◆ REQUEST
Write out the material below exactly, beginning at the line that contains "Output the text content of this document." and ending with its last line, both ends included; write nothing else.

◆ SUPPLIED RECORDS
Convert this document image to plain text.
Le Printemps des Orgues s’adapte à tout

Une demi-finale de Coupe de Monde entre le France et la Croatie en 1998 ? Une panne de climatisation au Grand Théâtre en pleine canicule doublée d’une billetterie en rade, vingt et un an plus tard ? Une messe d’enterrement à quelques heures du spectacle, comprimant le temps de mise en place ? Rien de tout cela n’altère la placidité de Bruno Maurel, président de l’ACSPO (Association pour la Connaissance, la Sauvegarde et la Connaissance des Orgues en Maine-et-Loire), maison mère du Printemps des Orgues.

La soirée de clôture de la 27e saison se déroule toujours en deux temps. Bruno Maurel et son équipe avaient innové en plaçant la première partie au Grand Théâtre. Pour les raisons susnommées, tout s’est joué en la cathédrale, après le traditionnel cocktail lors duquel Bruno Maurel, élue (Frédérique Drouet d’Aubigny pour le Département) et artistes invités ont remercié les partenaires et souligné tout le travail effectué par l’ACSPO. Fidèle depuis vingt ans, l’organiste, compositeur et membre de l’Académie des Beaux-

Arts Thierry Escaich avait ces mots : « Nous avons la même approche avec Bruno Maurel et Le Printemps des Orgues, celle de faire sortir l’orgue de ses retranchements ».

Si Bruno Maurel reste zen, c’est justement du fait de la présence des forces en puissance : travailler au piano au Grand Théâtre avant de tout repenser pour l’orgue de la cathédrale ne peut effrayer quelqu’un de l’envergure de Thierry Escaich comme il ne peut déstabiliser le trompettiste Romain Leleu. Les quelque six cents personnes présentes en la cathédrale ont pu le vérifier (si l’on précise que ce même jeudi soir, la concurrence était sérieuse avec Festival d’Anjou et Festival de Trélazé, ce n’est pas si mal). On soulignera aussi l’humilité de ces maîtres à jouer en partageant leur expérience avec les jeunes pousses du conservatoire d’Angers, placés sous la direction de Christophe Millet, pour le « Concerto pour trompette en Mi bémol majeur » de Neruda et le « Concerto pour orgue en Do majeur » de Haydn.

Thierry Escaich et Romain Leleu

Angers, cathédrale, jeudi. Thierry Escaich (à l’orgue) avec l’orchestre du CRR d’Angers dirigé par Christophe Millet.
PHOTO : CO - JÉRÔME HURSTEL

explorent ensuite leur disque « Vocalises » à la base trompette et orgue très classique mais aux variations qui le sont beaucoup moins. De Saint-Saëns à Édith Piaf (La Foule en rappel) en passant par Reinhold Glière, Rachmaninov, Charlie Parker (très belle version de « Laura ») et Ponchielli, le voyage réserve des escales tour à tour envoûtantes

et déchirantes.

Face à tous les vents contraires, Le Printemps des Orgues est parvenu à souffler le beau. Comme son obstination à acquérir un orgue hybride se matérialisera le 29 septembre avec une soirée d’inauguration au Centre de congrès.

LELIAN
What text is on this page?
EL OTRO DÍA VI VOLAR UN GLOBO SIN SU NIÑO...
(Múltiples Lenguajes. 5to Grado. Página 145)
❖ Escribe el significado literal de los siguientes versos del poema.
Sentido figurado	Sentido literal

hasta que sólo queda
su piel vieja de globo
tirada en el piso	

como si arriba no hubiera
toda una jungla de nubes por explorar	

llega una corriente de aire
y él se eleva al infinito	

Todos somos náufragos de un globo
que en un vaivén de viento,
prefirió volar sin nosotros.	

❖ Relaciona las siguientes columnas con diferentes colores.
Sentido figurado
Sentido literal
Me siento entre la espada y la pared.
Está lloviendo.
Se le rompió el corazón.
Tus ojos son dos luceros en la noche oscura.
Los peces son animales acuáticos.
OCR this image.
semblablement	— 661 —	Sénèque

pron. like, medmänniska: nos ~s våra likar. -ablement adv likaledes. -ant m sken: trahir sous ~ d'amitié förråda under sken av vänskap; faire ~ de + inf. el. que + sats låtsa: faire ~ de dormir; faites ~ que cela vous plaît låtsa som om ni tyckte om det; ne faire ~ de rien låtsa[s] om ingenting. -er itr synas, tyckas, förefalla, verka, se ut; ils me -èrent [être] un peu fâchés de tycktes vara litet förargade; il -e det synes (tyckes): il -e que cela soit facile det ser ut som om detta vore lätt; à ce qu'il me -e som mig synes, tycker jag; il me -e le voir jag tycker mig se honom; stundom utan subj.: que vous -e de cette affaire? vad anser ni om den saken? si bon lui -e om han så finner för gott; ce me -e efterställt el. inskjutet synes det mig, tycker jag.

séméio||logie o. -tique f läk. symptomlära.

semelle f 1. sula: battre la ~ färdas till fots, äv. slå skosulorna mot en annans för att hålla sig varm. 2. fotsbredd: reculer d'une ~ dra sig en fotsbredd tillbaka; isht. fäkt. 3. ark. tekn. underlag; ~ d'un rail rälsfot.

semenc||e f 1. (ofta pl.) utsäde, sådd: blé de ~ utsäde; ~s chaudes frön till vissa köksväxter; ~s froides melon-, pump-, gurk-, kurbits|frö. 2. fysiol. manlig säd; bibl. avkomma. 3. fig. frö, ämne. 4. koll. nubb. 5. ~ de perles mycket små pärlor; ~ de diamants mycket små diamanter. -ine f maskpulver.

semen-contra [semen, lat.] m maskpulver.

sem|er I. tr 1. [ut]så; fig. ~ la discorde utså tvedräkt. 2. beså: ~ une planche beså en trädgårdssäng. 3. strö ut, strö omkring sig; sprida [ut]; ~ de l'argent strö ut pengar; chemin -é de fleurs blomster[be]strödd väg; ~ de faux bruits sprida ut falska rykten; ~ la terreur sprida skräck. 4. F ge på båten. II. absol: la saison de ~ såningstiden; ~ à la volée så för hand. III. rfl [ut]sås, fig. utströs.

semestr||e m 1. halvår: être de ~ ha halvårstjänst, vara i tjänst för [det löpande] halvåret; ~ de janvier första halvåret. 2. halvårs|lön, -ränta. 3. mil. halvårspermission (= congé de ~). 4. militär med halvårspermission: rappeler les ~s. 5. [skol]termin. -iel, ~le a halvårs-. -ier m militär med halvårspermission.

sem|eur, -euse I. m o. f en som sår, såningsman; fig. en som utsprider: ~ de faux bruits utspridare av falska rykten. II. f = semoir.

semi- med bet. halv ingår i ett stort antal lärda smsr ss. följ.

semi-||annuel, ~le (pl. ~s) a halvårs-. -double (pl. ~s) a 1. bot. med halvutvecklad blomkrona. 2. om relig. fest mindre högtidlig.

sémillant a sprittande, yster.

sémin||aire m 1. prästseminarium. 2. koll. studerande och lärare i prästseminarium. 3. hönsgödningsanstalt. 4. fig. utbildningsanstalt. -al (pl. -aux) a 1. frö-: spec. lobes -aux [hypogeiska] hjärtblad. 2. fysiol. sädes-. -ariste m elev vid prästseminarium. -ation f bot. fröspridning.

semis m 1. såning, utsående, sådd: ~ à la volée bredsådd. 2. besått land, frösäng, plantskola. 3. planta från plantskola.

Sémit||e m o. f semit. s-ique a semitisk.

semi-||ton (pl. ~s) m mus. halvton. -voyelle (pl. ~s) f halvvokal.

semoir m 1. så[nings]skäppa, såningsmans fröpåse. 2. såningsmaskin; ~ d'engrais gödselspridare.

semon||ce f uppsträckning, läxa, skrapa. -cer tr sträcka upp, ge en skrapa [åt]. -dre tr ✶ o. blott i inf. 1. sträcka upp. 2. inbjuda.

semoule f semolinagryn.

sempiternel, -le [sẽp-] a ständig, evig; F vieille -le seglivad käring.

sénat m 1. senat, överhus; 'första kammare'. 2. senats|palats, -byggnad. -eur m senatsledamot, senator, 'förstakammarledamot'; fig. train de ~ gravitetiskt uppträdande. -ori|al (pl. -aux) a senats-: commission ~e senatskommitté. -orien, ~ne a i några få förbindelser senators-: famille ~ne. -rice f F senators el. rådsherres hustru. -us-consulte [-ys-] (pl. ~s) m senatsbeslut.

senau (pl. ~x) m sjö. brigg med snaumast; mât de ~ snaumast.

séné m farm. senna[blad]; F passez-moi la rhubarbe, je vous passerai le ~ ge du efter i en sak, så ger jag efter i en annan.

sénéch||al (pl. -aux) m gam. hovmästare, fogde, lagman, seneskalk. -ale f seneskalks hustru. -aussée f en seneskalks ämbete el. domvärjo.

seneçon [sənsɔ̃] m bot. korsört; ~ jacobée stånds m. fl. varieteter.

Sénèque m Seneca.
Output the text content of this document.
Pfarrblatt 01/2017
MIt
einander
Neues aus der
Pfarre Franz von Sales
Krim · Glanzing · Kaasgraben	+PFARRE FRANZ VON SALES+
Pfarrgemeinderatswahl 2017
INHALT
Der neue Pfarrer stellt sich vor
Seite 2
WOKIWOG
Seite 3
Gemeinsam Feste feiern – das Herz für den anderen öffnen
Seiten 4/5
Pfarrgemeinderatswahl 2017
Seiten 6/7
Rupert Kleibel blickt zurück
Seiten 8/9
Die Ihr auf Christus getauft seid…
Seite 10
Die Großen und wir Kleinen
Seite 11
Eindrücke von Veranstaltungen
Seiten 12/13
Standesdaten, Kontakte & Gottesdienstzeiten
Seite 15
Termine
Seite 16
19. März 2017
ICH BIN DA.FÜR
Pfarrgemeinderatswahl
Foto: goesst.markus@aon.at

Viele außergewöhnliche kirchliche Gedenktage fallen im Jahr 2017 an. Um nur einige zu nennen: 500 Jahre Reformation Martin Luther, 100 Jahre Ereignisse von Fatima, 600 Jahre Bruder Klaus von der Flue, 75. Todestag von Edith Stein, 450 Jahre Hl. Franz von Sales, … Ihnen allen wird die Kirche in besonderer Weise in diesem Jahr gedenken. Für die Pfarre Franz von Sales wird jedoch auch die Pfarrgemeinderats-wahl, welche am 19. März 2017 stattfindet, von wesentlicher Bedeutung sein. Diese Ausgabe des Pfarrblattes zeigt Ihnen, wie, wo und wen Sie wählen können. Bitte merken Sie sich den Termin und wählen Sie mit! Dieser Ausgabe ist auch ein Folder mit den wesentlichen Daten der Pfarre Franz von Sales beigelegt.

◆ EXERCISE SOLUTION
Output the text content of this document.
Pfarrblatt 01/2017
MIt
einander
Neues aus der
Pfarre Franz von Sales
Krim · Glanzing · Kaasgraben	+PFARRE FRANZ VON SALES+
Pfarrgemeinderatswahl 2017
INHALT
Der neue Pfarrer stellt sich vor
Seite 2
WOKIWOG
Seite 3
Gemeinsam Feste feiern – das Herz für den anderen öffnen
Seiten 4/5
Pfarrgemeinderatswahl 2017
Seiten 6/7
Rupert Kleibel blickt zurück
Seiten 8/9
Die Ihr auf Christus getauft seid…
Seite 10
Die Großen und wir Kleinen
Seite 11
Eindrücke von Veranstaltungen
Seiten 12/13
Standesdaten, Kontakte & Gottesdienstzeiten
Seite 15
Termine
Seite 16
19. März 2017
ICH BIN DA.FÜR
Pfarrgemeinderatswahl
Foto: goesst.markus@aon.at

Viele außergewöhnliche kirchliche Gedenktage fallen im Jahr 2017 an. Um nur einige zu nennen: 500 Jahre Reformation Martin Luther, 100 Jahre Ereignisse von Fatima, 600 Jahre Bruder Klaus von der Flue, 75. Todestag von Edith Stein, 450 Jahre Hl. Franz von Sales, … Ihnen allen wird die Kirche in besonderer Weise in diesem Jahr gedenken. Für die Pfarre Franz von Sales wird jedoch auch die Pfarrgemeinderats-wahl, welche am 19. März 2017 stattfindet, von wesentlicher Bedeutung sein. Diese Ausgabe des Pfarrblattes zeigt Ihnen, wie, wo und wen Sie wählen können. Bitte merken Sie sich den Termin und wählen Sie mit! Dieser Ausgabe ist auch ein Folder mit den wesentlichen Daten der Pfarre Franz von Sales beigelegt.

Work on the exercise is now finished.